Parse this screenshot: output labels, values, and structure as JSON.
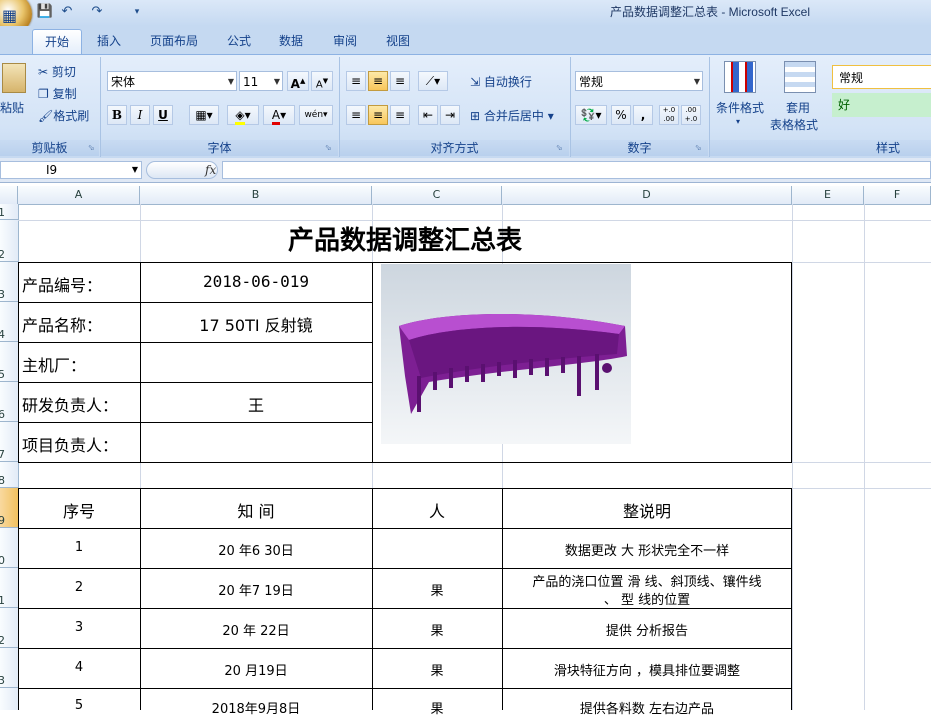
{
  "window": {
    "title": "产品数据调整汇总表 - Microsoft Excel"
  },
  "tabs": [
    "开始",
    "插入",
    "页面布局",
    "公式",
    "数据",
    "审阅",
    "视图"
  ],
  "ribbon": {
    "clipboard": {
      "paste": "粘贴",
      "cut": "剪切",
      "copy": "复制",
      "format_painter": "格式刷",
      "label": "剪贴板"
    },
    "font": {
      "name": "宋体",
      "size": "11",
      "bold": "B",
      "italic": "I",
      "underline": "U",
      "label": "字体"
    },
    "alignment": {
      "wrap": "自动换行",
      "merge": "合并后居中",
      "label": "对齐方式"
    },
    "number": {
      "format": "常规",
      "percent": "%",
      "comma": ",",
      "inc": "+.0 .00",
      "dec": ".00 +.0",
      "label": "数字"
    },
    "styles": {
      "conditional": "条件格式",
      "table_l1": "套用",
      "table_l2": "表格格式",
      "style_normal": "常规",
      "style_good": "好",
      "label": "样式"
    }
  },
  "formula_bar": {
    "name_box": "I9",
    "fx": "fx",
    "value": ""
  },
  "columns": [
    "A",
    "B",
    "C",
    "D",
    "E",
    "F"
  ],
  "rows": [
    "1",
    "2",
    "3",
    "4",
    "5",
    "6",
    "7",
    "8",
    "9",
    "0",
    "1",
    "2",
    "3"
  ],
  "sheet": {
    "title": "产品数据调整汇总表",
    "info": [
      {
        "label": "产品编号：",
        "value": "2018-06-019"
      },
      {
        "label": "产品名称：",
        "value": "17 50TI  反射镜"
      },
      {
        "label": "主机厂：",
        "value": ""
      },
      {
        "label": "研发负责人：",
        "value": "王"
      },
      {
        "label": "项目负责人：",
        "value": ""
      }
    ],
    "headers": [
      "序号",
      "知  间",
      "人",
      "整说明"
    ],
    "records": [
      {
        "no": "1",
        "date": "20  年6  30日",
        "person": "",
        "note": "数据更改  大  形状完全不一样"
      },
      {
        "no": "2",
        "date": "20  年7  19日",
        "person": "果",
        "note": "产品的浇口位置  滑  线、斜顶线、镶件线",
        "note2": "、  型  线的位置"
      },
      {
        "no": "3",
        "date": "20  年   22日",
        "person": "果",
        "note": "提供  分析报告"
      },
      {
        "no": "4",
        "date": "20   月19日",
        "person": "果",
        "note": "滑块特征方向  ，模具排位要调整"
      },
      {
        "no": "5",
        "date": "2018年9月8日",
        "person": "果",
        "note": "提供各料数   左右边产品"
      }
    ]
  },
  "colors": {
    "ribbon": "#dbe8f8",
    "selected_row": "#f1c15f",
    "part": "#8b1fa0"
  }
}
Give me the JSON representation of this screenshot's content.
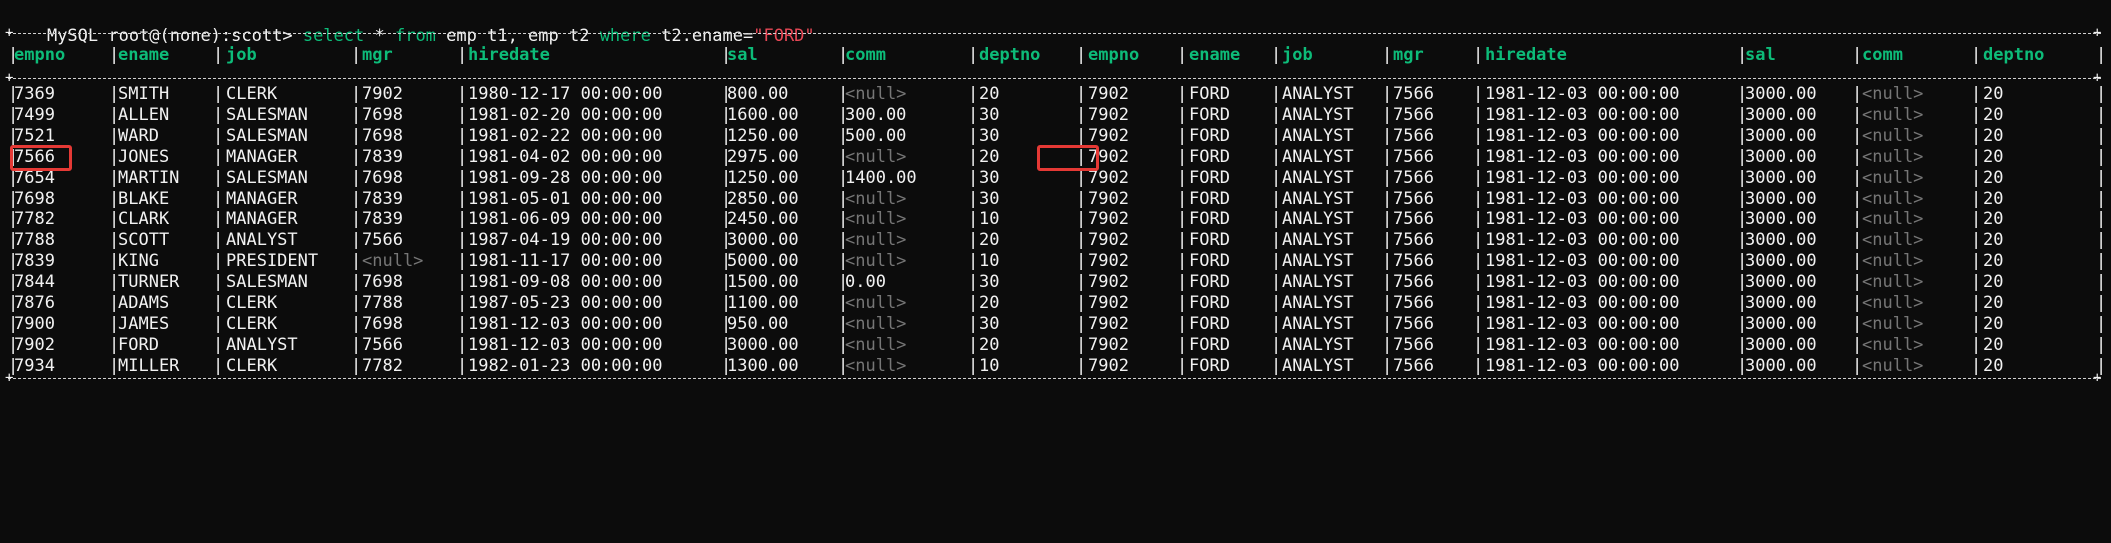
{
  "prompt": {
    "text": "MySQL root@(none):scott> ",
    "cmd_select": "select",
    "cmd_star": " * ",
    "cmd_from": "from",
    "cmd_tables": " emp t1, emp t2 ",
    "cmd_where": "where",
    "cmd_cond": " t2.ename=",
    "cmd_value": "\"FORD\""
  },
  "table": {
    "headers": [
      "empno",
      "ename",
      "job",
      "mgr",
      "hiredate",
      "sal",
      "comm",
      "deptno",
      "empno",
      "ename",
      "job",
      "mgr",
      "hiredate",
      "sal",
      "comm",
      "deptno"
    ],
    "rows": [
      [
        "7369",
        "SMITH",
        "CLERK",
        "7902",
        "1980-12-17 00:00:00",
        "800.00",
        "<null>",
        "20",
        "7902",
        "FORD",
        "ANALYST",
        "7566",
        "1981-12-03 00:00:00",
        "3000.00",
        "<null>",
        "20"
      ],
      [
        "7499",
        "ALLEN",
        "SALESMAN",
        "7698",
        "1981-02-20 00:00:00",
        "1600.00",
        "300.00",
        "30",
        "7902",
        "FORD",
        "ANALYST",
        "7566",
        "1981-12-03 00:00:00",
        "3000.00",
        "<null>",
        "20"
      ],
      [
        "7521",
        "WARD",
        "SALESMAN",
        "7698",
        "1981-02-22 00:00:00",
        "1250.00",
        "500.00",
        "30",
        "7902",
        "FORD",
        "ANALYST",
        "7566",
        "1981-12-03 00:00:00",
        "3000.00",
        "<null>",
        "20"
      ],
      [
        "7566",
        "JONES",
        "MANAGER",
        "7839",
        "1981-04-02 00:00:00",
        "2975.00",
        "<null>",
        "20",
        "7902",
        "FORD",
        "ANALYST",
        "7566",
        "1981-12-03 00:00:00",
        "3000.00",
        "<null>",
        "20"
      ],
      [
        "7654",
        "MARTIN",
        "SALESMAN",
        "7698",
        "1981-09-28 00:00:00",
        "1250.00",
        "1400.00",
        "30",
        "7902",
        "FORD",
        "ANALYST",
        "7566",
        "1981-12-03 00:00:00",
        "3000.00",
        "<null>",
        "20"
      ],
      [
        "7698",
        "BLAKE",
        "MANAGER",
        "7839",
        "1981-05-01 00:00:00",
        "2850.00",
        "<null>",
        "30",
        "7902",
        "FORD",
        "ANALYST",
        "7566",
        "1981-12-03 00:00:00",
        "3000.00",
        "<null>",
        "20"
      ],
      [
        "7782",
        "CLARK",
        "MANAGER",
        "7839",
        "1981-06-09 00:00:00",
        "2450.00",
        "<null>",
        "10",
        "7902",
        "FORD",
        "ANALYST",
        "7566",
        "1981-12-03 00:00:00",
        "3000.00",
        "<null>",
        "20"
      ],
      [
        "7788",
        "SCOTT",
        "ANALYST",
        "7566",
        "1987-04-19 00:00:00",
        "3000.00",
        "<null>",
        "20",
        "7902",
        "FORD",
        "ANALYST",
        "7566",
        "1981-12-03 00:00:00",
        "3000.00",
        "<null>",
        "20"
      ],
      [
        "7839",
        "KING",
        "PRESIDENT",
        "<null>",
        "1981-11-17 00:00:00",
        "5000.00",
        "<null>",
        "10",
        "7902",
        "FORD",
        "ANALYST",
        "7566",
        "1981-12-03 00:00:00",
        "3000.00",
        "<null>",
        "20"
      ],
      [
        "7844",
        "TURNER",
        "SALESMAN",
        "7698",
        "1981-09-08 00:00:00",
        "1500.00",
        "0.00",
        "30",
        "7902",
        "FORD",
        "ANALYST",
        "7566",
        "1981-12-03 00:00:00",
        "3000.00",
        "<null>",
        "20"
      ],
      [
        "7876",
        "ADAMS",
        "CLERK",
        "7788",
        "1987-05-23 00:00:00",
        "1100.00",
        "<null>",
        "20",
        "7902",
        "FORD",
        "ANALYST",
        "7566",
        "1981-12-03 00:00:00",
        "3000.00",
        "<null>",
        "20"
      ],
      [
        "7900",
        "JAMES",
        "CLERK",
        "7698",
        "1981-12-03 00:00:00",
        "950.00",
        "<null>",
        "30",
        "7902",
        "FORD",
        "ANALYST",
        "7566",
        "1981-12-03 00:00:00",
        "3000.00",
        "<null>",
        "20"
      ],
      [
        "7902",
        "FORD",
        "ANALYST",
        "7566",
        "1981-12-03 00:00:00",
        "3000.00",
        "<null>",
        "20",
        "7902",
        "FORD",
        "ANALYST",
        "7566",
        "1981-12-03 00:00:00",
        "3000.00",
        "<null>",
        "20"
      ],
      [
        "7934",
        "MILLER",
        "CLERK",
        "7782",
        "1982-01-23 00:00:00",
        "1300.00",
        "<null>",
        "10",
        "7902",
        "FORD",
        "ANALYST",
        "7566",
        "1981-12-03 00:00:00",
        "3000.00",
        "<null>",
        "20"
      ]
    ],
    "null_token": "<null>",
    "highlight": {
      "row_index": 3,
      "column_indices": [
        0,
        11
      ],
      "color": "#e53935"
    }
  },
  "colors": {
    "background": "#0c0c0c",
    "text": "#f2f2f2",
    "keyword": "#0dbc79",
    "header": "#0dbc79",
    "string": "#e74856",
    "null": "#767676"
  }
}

::::::::

◆ **Exercise requirements**: Find each line in the records holding the string "this" and show it.

◆ **Response to the exercise**:
Parse this screenshot: output labels, values, and structure as JSON.
Give me the JSON representation of this screenshot's content.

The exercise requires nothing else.